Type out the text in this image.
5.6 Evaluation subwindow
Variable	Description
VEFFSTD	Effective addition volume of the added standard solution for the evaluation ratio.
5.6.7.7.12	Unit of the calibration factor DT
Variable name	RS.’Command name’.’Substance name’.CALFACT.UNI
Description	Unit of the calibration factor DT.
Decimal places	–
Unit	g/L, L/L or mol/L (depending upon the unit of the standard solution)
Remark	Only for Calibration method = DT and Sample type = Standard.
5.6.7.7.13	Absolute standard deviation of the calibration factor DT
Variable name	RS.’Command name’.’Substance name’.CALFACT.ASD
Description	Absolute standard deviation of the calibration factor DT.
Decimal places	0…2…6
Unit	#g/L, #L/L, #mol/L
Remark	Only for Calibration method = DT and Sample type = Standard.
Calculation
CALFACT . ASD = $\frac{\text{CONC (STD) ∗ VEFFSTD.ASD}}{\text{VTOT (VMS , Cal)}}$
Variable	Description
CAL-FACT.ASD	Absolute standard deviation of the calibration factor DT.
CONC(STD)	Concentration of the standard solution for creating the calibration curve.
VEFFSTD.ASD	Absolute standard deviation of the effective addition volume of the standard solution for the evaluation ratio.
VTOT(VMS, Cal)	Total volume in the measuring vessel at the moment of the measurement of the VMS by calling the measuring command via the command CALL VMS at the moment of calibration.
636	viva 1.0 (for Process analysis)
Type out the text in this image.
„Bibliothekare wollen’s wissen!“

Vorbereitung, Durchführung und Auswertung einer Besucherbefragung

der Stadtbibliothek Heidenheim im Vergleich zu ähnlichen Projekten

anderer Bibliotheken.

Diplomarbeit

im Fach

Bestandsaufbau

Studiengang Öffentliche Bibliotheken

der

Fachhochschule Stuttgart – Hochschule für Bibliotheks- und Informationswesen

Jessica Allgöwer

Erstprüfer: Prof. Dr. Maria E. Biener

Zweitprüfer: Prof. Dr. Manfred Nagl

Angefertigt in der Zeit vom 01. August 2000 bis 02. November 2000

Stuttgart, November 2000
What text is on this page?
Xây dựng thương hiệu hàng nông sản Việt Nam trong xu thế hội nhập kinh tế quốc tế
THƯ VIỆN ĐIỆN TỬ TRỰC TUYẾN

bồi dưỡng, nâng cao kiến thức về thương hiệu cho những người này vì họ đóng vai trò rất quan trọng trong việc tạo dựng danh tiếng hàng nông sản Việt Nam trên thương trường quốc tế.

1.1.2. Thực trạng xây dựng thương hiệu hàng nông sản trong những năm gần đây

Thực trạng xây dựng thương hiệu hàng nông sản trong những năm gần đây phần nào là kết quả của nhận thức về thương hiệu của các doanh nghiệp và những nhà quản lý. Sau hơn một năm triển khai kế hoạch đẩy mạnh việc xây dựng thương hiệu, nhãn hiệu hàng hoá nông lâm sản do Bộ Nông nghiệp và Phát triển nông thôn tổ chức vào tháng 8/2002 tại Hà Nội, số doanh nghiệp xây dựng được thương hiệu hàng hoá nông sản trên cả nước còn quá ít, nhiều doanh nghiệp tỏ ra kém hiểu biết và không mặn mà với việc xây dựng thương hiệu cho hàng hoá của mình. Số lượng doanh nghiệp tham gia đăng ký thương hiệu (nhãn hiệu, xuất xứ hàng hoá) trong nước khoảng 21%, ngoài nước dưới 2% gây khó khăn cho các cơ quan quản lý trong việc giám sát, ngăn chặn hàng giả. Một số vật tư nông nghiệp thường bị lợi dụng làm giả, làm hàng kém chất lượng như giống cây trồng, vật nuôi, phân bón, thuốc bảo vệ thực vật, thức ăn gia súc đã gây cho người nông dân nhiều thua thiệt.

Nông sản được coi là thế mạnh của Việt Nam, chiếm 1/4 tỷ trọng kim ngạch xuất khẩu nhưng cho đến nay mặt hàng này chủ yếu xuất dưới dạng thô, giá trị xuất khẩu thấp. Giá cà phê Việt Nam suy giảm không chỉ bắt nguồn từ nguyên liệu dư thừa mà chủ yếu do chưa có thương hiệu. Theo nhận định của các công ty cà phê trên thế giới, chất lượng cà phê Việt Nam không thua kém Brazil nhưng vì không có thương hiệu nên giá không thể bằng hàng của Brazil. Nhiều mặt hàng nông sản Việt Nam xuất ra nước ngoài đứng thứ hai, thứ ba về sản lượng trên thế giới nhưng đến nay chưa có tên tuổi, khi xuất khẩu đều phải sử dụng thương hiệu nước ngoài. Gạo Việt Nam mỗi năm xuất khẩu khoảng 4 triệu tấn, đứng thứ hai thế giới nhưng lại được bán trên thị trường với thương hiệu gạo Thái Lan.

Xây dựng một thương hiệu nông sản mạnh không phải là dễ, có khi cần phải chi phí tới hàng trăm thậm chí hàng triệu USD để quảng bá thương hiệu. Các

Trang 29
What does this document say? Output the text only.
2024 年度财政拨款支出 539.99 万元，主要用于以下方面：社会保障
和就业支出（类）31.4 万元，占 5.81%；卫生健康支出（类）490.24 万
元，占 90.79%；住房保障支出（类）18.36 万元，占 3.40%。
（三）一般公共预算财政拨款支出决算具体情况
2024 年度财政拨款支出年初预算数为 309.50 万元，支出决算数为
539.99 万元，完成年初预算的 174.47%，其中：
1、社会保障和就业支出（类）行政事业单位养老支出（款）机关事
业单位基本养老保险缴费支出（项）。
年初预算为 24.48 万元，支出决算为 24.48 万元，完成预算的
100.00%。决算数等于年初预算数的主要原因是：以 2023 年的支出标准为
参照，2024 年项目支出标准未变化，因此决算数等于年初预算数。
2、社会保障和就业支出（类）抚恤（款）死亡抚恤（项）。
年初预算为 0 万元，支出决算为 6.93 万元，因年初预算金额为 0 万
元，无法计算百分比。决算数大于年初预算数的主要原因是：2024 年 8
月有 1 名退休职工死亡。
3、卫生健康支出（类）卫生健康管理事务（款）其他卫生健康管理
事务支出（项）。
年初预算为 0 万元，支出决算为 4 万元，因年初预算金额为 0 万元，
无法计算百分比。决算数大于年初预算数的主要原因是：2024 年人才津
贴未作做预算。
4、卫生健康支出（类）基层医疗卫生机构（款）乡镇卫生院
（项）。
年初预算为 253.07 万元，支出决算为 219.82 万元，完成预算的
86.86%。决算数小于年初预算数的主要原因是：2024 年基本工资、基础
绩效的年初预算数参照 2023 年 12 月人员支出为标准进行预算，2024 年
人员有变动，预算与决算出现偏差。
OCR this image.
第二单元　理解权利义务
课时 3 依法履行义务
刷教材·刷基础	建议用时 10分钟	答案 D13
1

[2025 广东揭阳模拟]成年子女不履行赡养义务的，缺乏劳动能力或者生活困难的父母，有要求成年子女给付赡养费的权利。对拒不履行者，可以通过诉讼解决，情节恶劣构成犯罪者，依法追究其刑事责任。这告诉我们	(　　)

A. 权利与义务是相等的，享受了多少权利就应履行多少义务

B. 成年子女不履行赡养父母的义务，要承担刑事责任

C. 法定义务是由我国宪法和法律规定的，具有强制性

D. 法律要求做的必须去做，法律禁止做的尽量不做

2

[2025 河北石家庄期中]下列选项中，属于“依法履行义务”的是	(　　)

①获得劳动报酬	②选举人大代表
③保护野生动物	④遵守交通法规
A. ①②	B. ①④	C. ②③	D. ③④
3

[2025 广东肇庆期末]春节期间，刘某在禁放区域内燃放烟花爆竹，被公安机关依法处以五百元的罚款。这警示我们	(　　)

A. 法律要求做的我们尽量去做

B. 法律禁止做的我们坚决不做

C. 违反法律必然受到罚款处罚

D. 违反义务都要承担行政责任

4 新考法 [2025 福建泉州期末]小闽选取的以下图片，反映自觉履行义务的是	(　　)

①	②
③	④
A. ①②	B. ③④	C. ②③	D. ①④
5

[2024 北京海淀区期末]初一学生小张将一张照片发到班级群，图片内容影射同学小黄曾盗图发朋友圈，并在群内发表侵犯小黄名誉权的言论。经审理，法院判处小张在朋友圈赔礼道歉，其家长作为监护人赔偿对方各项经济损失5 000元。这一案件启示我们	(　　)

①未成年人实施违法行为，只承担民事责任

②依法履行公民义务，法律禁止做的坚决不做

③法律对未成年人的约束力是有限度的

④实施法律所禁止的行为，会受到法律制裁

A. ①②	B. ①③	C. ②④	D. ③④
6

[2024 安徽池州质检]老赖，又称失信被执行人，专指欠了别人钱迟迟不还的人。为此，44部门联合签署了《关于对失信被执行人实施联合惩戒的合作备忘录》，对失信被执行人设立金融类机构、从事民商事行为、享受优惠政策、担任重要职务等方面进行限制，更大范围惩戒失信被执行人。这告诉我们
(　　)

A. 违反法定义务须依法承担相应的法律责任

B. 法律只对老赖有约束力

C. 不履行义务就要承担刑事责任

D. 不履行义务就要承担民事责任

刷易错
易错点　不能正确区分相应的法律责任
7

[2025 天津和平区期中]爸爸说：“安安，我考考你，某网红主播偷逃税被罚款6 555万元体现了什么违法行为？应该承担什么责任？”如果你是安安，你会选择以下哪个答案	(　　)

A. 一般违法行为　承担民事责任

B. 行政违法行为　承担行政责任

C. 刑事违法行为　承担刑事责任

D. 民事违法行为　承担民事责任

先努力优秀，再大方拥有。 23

------------------------------------------------------------------------

Task statement.
Your task is to gather every line with the word "卫生健康支出" and copy it.

Problem solution.
和就业支出（类）31.4 万元，占 5.81%；卫生健康支出（类）490.24 万
3、卫生健康支出（类）卫生健康管理事务（款）其他卫生健康管理
4、卫生健康支出（类）基层医疗卫生机构（款）乡镇卫生院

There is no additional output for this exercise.